### Problem statement
Retype all the entries word for word, but omit the pictures.

Items from a dataset
################

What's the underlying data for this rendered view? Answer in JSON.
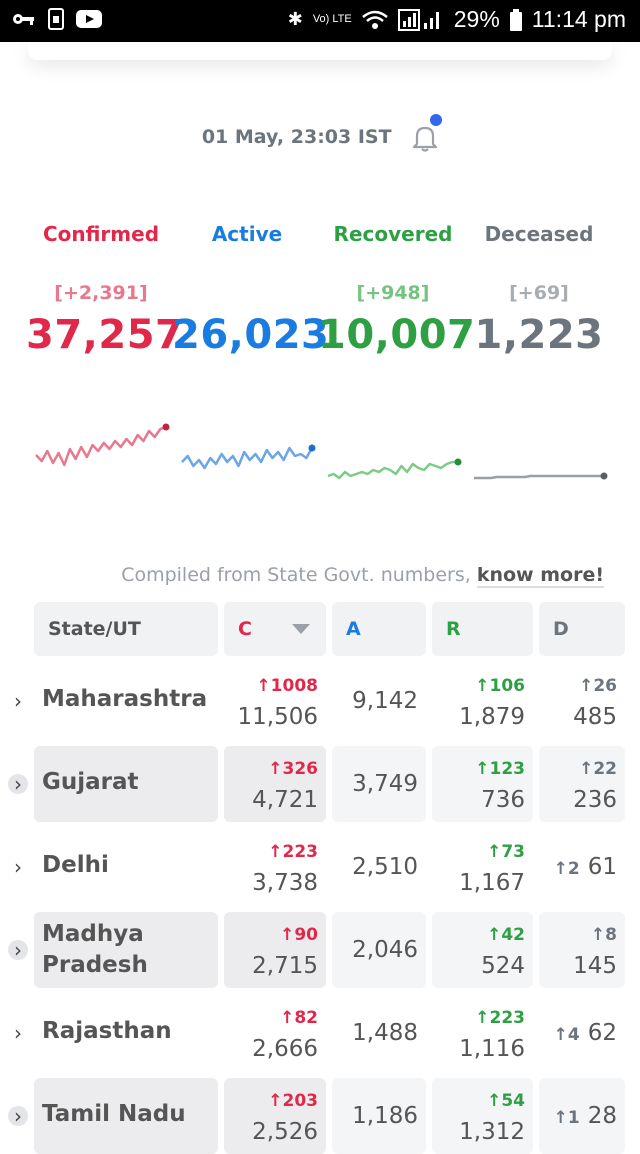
{
  "status_bar": {
    "battery": "29%",
    "time": "11:14 pm",
    "volte": "Vo) LTE"
  },
  "header": {
    "last_updated": "01 May, 23:03 IST",
    "bell_icon": "bell-icon"
  },
  "stats": [
    {
      "key": "confirmed",
      "label": "Confirmed",
      "delta": "[+2,391]",
      "value": "37,257",
      "color": "#e0294a",
      "delta_color": "#e8798d"
    },
    {
      "key": "active",
      "label": "Active",
      "delta": "",
      "value": "26,023",
      "color": "#1a7be0",
      "delta_color": "#6ba6e8"
    },
    {
      "key": "recovered",
      "label": "Recovered",
      "delta": "[+948]",
      "value": "10,007",
      "color": "#2ea043",
      "delta_color": "#76c27f"
    },
    {
      "key": "deceased",
      "label": "Deceased",
      "delta": "[+69]",
      "value": "1,223",
      "color": "#6c757d",
      "delta_color": "#a8adb2"
    }
  ],
  "compiled": {
    "text": "Compiled from State Govt. numbers, ",
    "link": "know more!"
  },
  "table": {
    "headers": {
      "state": "State/UT",
      "c": "C",
      "a": "A",
      "r": "R",
      "d": "D"
    },
    "rows": [
      {
        "state": "Maharashtra",
        "c_delta": "↑1008",
        "c": "11,506",
        "a": "9,142",
        "r_delta": "↑106",
        "r": "1,879",
        "d_delta": "↑26",
        "d": "485",
        "shaded": false
      },
      {
        "state": "Gujarat",
        "c_delta": "↑326",
        "c": "4,721",
        "a": "3,749",
        "r_delta": "↑123",
        "r": "736",
        "d_delta": "↑22",
        "d": "236",
        "shaded": true
      },
      {
        "state": "Delhi",
        "c_delta": "↑223",
        "c": "3,738",
        "a": "2,510",
        "r_delta": "↑73",
        "r": "1,167",
        "d_delta": "↑2",
        "d": "61",
        "shaded": false
      },
      {
        "state": "Madhya\nPradesh",
        "c_delta": "↑90",
        "c": "2,715",
        "a": "2,046",
        "r_delta": "↑42",
        "r": "524",
        "d_delta": "↑8",
        "d": "145",
        "shaded": true
      },
      {
        "state": "Rajasthan",
        "c_delta": "↑82",
        "c": "2,666",
        "a": "1,488",
        "r_delta": "↑223",
        "r": "1,116",
        "d_delta": "↑4",
        "d": "62",
        "shaded": false
      },
      {
        "state": "Tamil Nadu",
        "c_delta": "↑203",
        "c": "2,526",
        "a": "1,186",
        "r_delta": "↑54",
        "r": "1,312",
        "d_delta": "↑1",
        "d": "28",
        "shaded": true
      }
    ]
  },
  "colors": {
    "confirmed": "#e0294a",
    "active": "#1a7be0",
    "recovered": "#2ea043",
    "deceased": "#6c757d",
    "confirmed_spark": "#e8798d",
    "active_spark": "#6ba6e8",
    "recovered_spark": "#7ccb86",
    "deceased_spark": "#9a9fa4"
  }
}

################

### Final result
What's the underlying data for this rendered view? Answer in JSON.
{
  "status_bar": {
    "battery": "29%",
    "time": "11:14 pm",
    "volte": "Vo) LTE"
  },
  "header": {
    "last_updated": "01 May, 23:03 IST",
    "bell_icon": "bell-icon"
  },
  "stats": [
    {
      "key": "confirmed",
      "label": "Confirmed",
      "delta": "[+2,391]",
      "value": "37,257",
      "color": "#e0294a",
      "delta_color": "#e8798d"
    },
    {
      "key": "active",
      "label": "Active",
      "delta": "",
      "value": "26,023",
      "color": "#1a7be0",
      "delta_color": "#6ba6e8"
    },
    {
      "key": "recovered",
      "label": "Recovered",
      "delta": "[+948]",
      "value": "10,007",
      "color": "#2ea043",
      "delta_color": "#76c27f"
    },
    {
      "key": "deceased",
      "label": "Deceased",
      "delta": "[+69]",
      "value": "1,223",
      "color": "#6c757d",
      "delta_color": "#a8adb2"
    }
  ],
  "compiled": {
    "text": "Compiled from State Govt. numbers, ",
    "link": "know more!"
  },
  "table": {
    "headers": {
      "state": "State/UT",
      "c": "C",
      "a": "A",
      "r": "R",
      "d": "D"
    },
    "rows": [
      {
        "state": "Maharashtra",
        "c_delta": "↑1008",
        "c": "11,506",
        "a": "9,142",
        "r_delta": "↑106",
        "r": "1,879",
        "d_delta": "↑26",
        "d": "485",
        "shaded": false
      },
      {
        "state": "Gujarat",
        "c_delta": "↑326",
        "c": "4,721",
        "a": "3,749",
        "r_delta": "↑123",
        "r": "736",
        "d_delta": "↑22",
        "d": "236",
        "shaded": true
      },
      {
        "state": "Delhi",
        "c_delta": "↑223",
        "c": "3,738",
        "a": "2,510",
        "r_delta": "↑73",
        "r": "1,167",
        "d_delta": "↑2",
        "d": "61",
        "shaded": false
      },
      {
        "state": "Madhya\nPradesh",
        "c_delta": "↑90",
        "c": "2,715",
        "a": "2,046",
        "r_delta": "↑42",
        "r": "524",
        "d_delta": "↑8",
        "d": "145",
        "shaded": true
      },
      {
        "state": "Rajasthan",
        "c_delta": "↑82",
        "c": "2,666",
        "a": "1,488",
        "r_delta": "↑223",
        "r": "1,116",
        "d_delta": "↑4",
        "d": "62",
        "shaded": false
      },
      {
        "state": "Tamil Nadu",
        "c_delta": "↑203",
        "c": "2,526",
        "a": "1,186",
        "r_delta": "↑54",
        "r": "1,312",
        "d_delta": "↑1",
        "d": "28",
        "shaded": true
      }
    ]
  },
  "colors": {
    "confirmed": "#e0294a",
    "active": "#1a7be0",
    "recovered": "#2ea043",
    "deceased": "#6c757d",
    "confirmed_spark": "#e8798d",
    "active_spark": "#6ba6e8",
    "recovered_spark": "#7ccb86",
    "deceased_spark": "#9a9fa4"
  }
}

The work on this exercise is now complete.